Examining an ELF header:
The readelf tool displays ELF structure:
$ readelf -h mymodule.ko
ELF Header:
Magic: 7f 45 4c 46 02 01 01 00 00 00 00 00 00 00 00 00
Class: ELF64
Type: REL (Relocatable file)
Machine: Advanced Micro Devices X86-64
Entry point address: 0x0
Start of section headers: 123456 (bytes into file)
Number of section headers: 34
Note that the entry point is 0—relocatable files don't have a fixed entry point; the loader determines where to start based on module metadata.
ELF replaced older formats like a.out (Unix) and COFF (System V). Windows uses PE (Portable Executable), and macOS uses Mach-O. Each has different structures, but all serve similar purposes: organizing code, data, and metadata for the loader.
A typical .ko file contains dozens of sections. Each section has a specific purpose, and the kernel module loader expects certain sections to be present and correctly formatted.

━━━━━━━━━━

According to the ELF header text, why is the entry point address of mymodule.ko 0?

◆ **RAW DATA**
━━━━━━━━━━

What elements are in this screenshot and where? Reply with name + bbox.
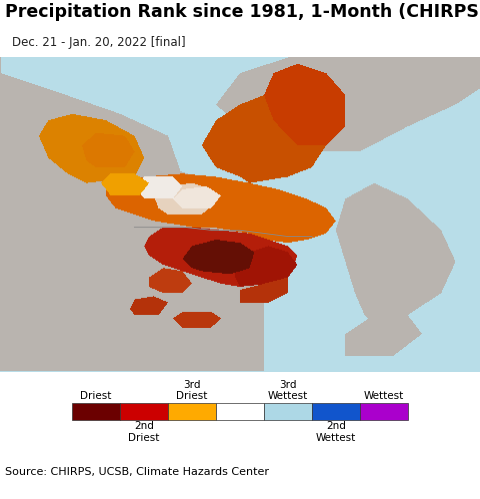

━━━━━━━━━━

◆ **THE ANSWER**
Relocatable files don't have a fixed entry point, so the loader determines where to start based on module metadata.